Return the listing below in full, with every line exactly as it is.
** BEGIN **
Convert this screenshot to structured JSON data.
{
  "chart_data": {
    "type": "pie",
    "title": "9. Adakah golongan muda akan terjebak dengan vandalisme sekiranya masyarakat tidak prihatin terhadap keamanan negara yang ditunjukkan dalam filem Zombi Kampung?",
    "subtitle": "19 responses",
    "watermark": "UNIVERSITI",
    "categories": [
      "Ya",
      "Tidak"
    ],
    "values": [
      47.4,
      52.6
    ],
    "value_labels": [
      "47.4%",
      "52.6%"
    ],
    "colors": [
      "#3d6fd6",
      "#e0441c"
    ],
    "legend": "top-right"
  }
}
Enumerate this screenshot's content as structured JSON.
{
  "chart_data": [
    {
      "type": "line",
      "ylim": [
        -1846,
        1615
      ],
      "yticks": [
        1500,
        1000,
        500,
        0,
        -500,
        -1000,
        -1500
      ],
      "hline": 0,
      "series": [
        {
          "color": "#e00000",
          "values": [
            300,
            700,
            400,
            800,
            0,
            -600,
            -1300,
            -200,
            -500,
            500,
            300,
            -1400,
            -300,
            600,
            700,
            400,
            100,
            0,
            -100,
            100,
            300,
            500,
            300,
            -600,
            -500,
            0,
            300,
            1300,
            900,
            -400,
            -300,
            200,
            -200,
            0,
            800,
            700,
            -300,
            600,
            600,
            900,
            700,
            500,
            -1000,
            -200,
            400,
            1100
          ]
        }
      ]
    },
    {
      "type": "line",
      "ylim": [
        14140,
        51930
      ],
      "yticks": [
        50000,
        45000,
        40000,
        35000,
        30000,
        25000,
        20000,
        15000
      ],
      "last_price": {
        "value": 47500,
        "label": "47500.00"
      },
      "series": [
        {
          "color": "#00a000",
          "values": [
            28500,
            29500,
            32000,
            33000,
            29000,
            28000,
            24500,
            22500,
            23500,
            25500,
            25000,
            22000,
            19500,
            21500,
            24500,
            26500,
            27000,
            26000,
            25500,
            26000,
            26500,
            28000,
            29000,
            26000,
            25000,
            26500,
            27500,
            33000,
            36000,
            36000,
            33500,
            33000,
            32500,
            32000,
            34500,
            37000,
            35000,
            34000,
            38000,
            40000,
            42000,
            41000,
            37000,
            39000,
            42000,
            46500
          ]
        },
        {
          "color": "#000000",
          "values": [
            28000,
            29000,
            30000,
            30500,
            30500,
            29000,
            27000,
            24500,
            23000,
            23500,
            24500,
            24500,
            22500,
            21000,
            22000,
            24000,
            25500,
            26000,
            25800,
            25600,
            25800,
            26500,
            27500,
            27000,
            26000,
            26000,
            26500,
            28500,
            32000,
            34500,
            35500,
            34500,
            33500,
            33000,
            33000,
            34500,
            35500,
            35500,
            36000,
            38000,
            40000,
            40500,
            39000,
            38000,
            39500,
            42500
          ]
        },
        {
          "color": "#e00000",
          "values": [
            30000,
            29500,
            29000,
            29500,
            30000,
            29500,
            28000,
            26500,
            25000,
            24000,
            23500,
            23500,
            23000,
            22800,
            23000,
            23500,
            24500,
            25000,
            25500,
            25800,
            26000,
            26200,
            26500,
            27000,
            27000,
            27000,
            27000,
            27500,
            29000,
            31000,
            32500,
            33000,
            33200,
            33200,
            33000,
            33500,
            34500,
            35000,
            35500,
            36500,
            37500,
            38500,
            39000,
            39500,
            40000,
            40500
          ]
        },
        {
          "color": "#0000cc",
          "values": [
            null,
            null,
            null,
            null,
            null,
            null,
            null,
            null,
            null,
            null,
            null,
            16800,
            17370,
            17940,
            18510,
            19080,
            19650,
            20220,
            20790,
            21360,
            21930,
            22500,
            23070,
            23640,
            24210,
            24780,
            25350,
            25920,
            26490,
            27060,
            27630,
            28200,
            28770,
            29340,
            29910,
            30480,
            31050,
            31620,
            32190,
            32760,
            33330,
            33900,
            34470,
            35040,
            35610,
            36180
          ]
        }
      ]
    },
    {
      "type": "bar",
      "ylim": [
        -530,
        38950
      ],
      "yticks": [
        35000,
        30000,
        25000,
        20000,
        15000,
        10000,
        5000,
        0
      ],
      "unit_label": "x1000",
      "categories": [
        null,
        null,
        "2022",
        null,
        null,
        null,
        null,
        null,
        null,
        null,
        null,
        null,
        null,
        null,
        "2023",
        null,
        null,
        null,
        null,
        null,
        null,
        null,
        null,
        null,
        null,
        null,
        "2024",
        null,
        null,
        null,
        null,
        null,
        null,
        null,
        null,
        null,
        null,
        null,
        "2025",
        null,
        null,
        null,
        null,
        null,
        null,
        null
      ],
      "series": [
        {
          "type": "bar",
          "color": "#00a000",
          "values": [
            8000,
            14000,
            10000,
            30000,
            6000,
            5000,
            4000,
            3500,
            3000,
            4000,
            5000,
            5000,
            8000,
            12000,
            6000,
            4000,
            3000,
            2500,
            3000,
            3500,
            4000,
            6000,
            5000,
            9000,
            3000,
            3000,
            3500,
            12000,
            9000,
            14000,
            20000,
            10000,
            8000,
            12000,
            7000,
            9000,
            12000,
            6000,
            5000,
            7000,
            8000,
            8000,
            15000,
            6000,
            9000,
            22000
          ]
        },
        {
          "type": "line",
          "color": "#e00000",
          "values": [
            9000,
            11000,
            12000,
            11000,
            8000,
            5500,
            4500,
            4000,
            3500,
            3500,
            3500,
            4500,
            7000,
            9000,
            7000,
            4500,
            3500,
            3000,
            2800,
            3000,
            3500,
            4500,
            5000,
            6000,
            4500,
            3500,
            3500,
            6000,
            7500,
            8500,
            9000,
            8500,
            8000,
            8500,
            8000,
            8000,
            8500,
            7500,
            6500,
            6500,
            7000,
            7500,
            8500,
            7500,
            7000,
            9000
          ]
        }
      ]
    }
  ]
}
** END **
- THE RESPONSE
Convert this screenshot to structured JSON data.
{
  "chart_data": {
    "type": "pie",
    "title": "9. Adakah golongan muda akan terjebak dengan vandalisme sekiranya masyarakat tidak prihatin terhadap keamanan negara yang ditunjukkan dalam filem Zombi Kampung?",
    "subtitle": "19 responses",
    "watermark": "UNIVERSITI",
    "categories": [
      "Ya",
      "Tidak"
    ],
    "values": [
      47.4,
      52.6
    ],
    "value_labels": [
      "47.4%",
      "52.6%"
    ],
    "colors": [
      "#3d6fd6",
      "#e0441c"
    ],
    "legend": "top-right"
  }
}
Enumerate this screenshot's content as structured JSON.
{
  "chart_data": [
    {
      "type": "line",
      "ylim": [
        -1846,
        1615
      ],
      "yticks": [
        1500,
        1000,
        500,
        0,
        -500,
        -1000,
        -1500
      ],
      "hline": 0,
      "series": [
        {
          "color": "#e00000",
          "values": [
            300,
            700,
            400,
            800,
            0,
            -600,
            -1300,
            -200,
            -500,
            500,
            300,
            -1400,
            -300,
            600,
            700,
            400,
            100,
            0,
            -100,
            100,
            300,
            500,
            300,
            -600,
            -500,
            0,
            300,
            1300,
            900,
            -400,
            -300,
            200,
            -200,
            0,
            800,
            700,
            -300,
            600,
            600,
            900,
            700,
            500,
            -1000,
            -200,
            400,
            1100
          ]
        }
      ]
    },
    {
      "type": "line",
      "ylim": [
        14140,
        51930
      ],
      "yticks": [
        50000,
        45000,
        40000,
        35000,
        30000,
        25000,
        20000,
        15000
      ],
      "last_price": {
        "value": 47500,
        "label": "47500.00"
      },
      "series": [
        {
          "color": "#00a000",
          "values": [
            28500,
            29500,
            32000,
            33000,
            29000,
            28000,
            24500,
            22500,
            23500,
            25500,
            25000,
            22000,
            19500,
            21500,
            24500,
            26500,
            27000,
            26000,
            25500,
            26000,
            26500,
            28000,
            29000,
            26000,
            25000,
            26500,
            27500,
            33000,
            36000,
            36000,
            33500,
            33000,
            32500,
            32000,
            34500,
            37000,
            35000,
            34000,
            38000,
            40000,
            42000,
            41000,
            37000,
            39000,
            42000,
            46500
          ]
        },
        {
          "color": "#000000",
          "values": [
            28000,
            29000,
            30000,
            30500,
            30500,
            29000,
            27000,
            24500,
            23000,
            23500,
            24500,
            24500,
            22500,
            21000,
            22000,
            24000,
            25500,
            26000,
            25800,
            25600,
            25800,
            26500,
            27500,
            27000,
            26000,
            26000,
            26500,
            28500,
            32000,
            34500,
            35500,
            34500,
            33500,
            33000,
            33000,
            34500,
            35500,
            35500,
            36000,
            38000,
            40000,
            40500,
            39000,
            38000,
            39500,
            42500
          ]
        },
        {
          "color": "#e00000",
          "values": [
            30000,
            29500,
            29000,
            29500,
            30000,
            29500,
            28000,
            26500,
            25000,
            24000,
            23500,
            23500,
            23000,
            22800,
            23000,
            23500,
            24500,
            25000,
            25500,
            25800,
            26000,
            26200,
            26500,
            27000,
            27000,
            27000,
            27000,
            27500,
            29000,
            31000,
            32500,
            33000,
            33200,
            33200,
            33000,
            33500,
            34500,
            35000,
            35500,
            36500,
            37500,
            38500,
            39000,
            39500,
            40000,
            40500
          ]
        },
        {
          "color": "#0000cc",
          "values": [
            null,
            null,
            null,
            null,
            null,
            null,
            null,
            null,
            null,
            null,
            null,
            16800,
            17370,
            17940,
            18510,
            19080,
            19650,
            20220,
            20790,
            21360,
            21930,
            22500,
            23070,
            23640,
            24210,
            24780,
            25350,
            25920,
            26490,
            27060,
            27630,
            28200,
            28770,
            29340,
            29910,
            30480,
            31050,
            31620,
            32190,
            32760,
            33330,
            33900,
            34470,
            35040,
            35610,
            36180
          ]
        }
      ]
    },
    {
      "type": "bar",
      "ylim": [
        -530,
        38950
      ],
      "yticks": [
        35000,
        30000,
        25000,
        20000,
        15000,
        10000,
        5000,
        0
      ],
      "unit_label": "x1000",
      "categories": [
        null,
        null,
        "2022",
        null,
        null,
        null,
        null,
        null,
        null,
        null,
        null,
        null,
        null,
        null,
        "2023",
        null,
        null,
        null,
        null,
        null,
        null,
        null,
        null,
        null,
        null,
        null,
        "2024",
        null,
        null,
        null,
        null,
        null,
        null,
        null,
        null,
        null,
        null,
        null,
        "2025",
        null,
        null,
        null,
        null,
        null,
        null,
        null
      ],
      "series": [
        {
          "type": "bar",
          "color": "#00a000",
          "values": [
            8000,
            14000,
            10000,
            30000,
            6000,
            5000,
            4000,
            3500,
            3000,
            4000,
            5000,
            5000,
            8000,
            12000,
            6000,
            4000,
            3000,
            2500,
            3000,
            3500,
            4000,
            6000,
            5000,
            9000,
            3000,
            3000,
            3500,
            12000,
            9000,
            14000,
            20000,
            10000,
            8000,
            12000,
            7000,
            9000,
            12000,
            6000,
            5000,
            7000,
            8000,
            8000,
            15000,
            6000,
            9000,
            22000
          ]
        },
        {
          "type": "line",
          "color": "#e00000",
          "values": [
            9000,
            11000,
            12000,
            11000,
            8000,
            5500,
            4500,
            4000,
            3500,
            3500,
            3500,
            4500,
            7000,
            9000,
            7000,
            4500,
            3500,
            3000,
            2800,
            3000,
            3500,
            4500,
            5000,
            6000,
            4500,
            3500,
            3500,
            6000,
            7500,
            8500,
            9000,
            8500,
            8000,
            8500,
            8000,
            8000,
            8500,
            7500,
            6500,
            6500,
            7000,
            7500,
            8500,
            7500,
            7000,
            9000
          ]
        }
      ]
    }
  ]
}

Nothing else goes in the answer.